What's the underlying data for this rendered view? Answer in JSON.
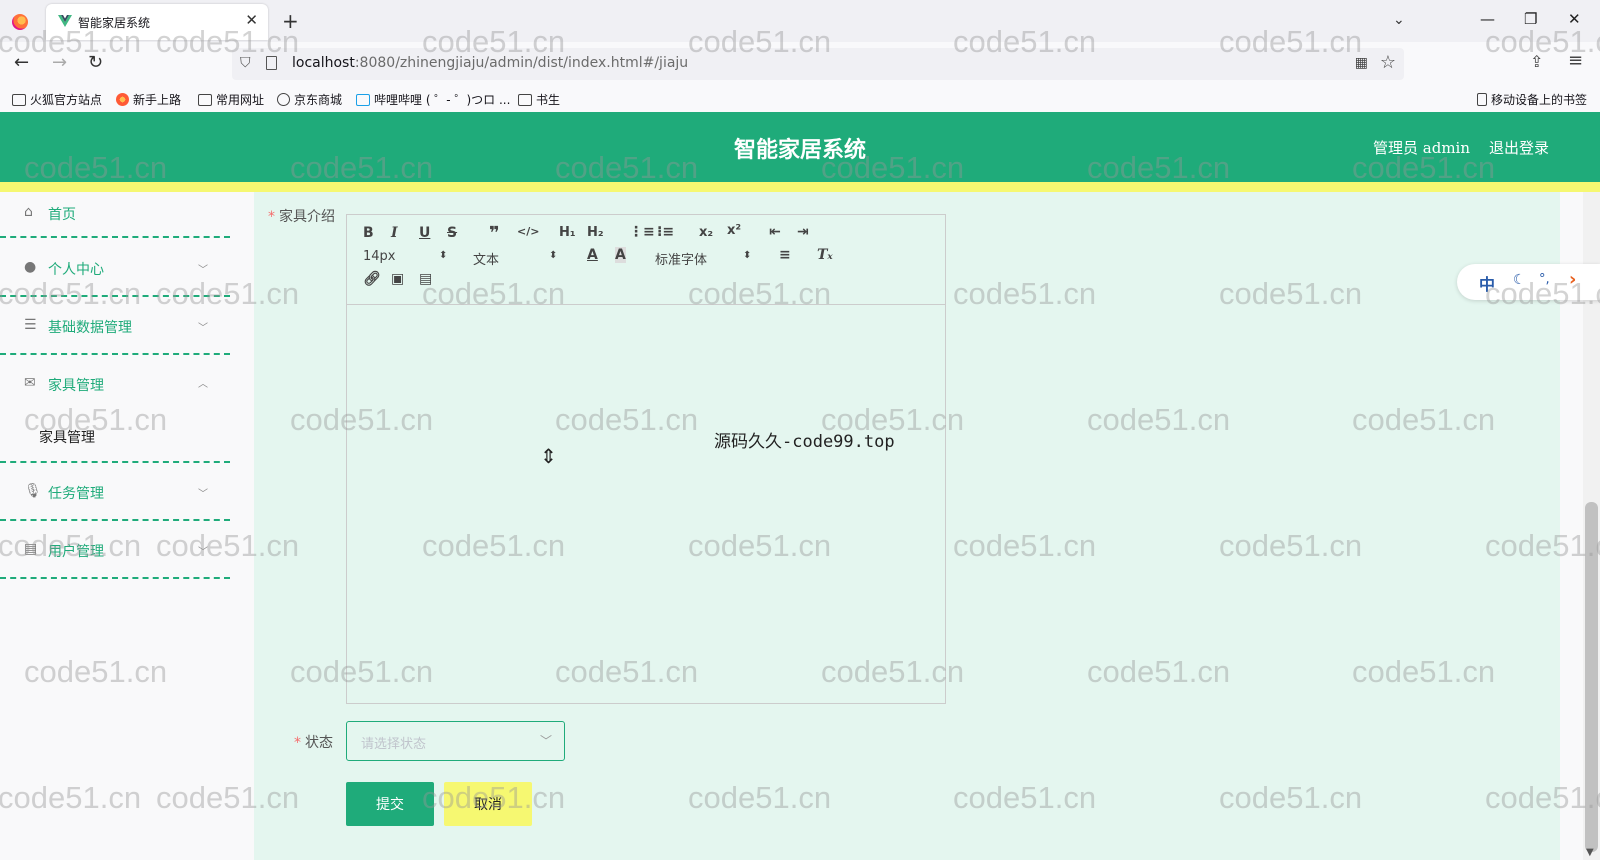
{
  "browser": {
    "tab_title": "智能家居系统",
    "tab_close": "✕",
    "new_tab": "+",
    "url_host": "localhost",
    "url_rest": ":8080/zhinengjiaju/admin/dist/index.html#/jiaju",
    "bookmarks": [
      "火狐官方站点",
      "新手上路",
      "常用网址",
      "京东商城",
      "哔哩哔哩 ( ゜- ゜)つロ ...",
      "书生"
    ],
    "mobile_bookmarks": "移动设备上的书签"
  },
  "app": {
    "title": "智能家居系统",
    "user": "管理员 admin",
    "logout": "退出登录"
  },
  "sidebar": {
    "items": [
      {
        "label": "首页",
        "icon": "home-icon"
      },
      {
        "label": "个人中心",
        "icon": "user-icon"
      },
      {
        "label": "基础数据管理",
        "icon": "sliders-icon"
      },
      {
        "label": "家具管理",
        "icon": "mail-icon"
      },
      {
        "label": "任务管理",
        "icon": "microphone-icon"
      },
      {
        "label": "用户管理",
        "icon": "card-icon"
      }
    ],
    "submenu_label": "家具管理"
  },
  "form": {
    "intro_label": "家具介绍",
    "editor_content": "源码久久-code99.top",
    "font_size": "14px",
    "text_style": "文本",
    "font_family": "标准字体",
    "status_label": "状态",
    "status_placeholder": "请选择状态",
    "submit": "提交",
    "cancel": "取消",
    "required_mark": "*"
  },
  "ime": {
    "lang": "中"
  },
  "watermark": "code51.cn",
  "colors": {
    "primary": "#1fab7a",
    "accent": "#f6f871",
    "background": "#e4f6ef"
  }
}
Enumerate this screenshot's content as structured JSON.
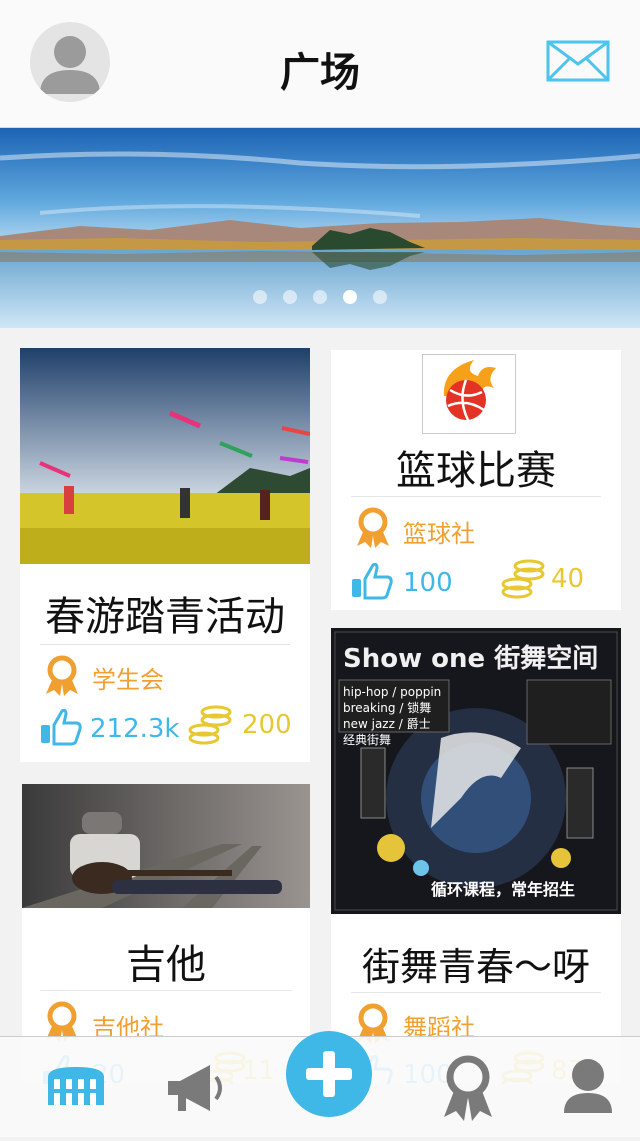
{
  "header": {
    "title": "广场",
    "avatar_icon": "user-avatar-icon",
    "mail_icon": "envelope-icon"
  },
  "banner": {
    "image": "lake-mountain-landscape",
    "slides": 5,
    "active_slide": 4
  },
  "cards": [
    {
      "title": "春游踏青活动",
      "org": "学生会",
      "likes": "212.3k",
      "coins": "200",
      "image": "kite-flying-flower-field"
    },
    {
      "title": "篮球比赛",
      "org": "篮球社",
      "likes": "100",
      "coins": "40",
      "image": "basketball-fire-logo"
    },
    {
      "title": "吉他",
      "org": "吉他社",
      "likes": "20",
      "coins": "11",
      "image": "guitarist-on-railway"
    },
    {
      "title": "街舞青春～呀",
      "org": "舞蹈社",
      "likes": "100",
      "coins": "83",
      "image": "street-dance-poster",
      "poster_text": {
        "headline": "Show one 街舞空间",
        "lines": [
          "hip-hop / poppin",
          "breaking / 锁舞",
          "new jazz / 爵士",
          "经典街舞"
        ],
        "footer": "循环课程，常年招生"
      }
    }
  ],
  "tabbar": {
    "items": [
      "colosseum-icon",
      "megaphone-icon",
      "add-icon",
      "award-icon",
      "profile-icon"
    ],
    "active": "colosseum-icon"
  },
  "colors": {
    "accent_blue": "#3fb8e8",
    "org_orange": "#f0a030",
    "coin_yellow": "#e8c830"
  }
}
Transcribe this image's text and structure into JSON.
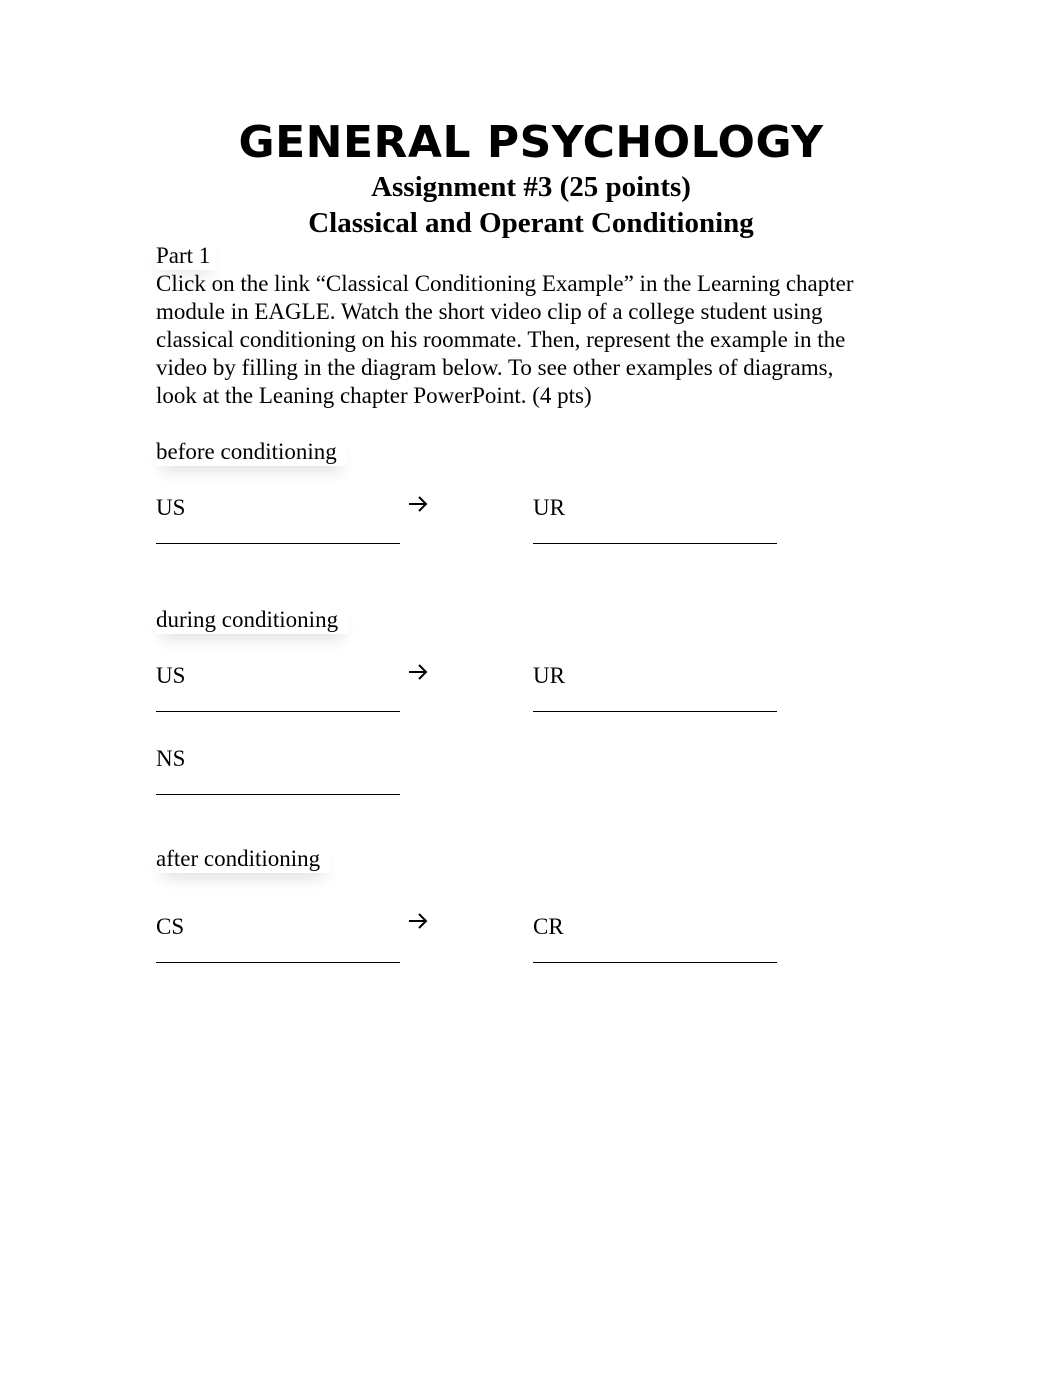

──────────

• _Task details_:
Show all lines from the listing above in which "JSON" appears.

• _Exercise response_:
What's the underlying data for this rendered view? Answer in JSON.
Enumerate this screenshot's content as structured JSON.
Transcribe this image's text and structure into JSON.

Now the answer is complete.